__Work request__
From the entries below, extract every line that includes the word "zwei".

....

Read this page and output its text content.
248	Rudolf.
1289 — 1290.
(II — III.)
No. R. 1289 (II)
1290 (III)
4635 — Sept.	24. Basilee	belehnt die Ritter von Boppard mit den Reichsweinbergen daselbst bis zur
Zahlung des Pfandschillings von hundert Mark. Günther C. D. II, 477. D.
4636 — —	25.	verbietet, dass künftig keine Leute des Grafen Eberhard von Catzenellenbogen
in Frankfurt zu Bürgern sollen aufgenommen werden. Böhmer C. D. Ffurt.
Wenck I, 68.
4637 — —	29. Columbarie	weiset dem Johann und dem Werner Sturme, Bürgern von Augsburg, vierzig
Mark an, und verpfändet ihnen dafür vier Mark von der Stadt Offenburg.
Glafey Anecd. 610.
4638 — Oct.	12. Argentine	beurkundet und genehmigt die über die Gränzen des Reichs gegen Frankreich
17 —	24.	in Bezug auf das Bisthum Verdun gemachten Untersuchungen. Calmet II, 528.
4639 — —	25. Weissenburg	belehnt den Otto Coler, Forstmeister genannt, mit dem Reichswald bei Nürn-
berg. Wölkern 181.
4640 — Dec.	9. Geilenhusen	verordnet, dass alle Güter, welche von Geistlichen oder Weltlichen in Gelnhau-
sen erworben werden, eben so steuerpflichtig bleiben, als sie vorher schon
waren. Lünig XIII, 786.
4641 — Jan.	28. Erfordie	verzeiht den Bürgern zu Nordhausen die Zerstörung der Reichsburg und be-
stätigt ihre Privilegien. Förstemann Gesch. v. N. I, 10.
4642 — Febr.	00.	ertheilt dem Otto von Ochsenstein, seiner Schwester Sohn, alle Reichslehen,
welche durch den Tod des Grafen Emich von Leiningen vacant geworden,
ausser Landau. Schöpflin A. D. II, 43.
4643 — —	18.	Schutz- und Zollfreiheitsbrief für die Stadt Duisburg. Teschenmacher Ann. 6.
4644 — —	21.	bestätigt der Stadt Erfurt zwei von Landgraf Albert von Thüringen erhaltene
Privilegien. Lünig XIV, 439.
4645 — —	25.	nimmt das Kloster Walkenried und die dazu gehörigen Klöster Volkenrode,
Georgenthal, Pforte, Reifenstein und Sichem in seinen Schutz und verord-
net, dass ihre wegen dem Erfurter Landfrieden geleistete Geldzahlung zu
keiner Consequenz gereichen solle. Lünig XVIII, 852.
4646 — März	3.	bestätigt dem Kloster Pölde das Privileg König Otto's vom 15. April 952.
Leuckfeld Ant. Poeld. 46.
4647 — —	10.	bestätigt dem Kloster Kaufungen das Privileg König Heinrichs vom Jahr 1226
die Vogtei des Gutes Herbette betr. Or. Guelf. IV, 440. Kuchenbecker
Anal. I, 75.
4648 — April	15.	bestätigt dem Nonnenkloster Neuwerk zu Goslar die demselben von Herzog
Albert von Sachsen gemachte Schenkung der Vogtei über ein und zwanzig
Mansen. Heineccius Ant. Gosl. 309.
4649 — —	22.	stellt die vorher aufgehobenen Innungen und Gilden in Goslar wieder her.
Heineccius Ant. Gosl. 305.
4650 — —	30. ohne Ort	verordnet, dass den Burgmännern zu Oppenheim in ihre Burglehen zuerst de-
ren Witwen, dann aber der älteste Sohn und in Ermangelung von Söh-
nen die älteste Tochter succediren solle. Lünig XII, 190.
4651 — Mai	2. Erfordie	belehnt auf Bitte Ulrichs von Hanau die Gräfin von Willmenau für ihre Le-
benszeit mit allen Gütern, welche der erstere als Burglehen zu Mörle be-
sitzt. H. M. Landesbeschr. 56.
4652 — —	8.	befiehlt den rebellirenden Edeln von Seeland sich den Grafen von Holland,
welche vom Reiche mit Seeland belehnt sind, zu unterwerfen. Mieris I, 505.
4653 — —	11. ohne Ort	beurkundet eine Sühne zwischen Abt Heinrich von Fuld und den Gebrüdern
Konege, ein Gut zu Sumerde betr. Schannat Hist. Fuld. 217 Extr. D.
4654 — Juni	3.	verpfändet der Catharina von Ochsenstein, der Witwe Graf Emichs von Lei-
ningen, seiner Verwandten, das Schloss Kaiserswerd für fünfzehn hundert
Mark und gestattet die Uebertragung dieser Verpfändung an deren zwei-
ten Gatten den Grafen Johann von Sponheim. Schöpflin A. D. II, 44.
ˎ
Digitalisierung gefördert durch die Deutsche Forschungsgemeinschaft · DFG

....

__The completed task__
4644 — —	21.	bestätigt der Stadt Erfurt zwei von Landgraf Albert von Thüringen erhaltene
Mark und gestattet die Uebertragung dieser Verpfändung an deren zwei-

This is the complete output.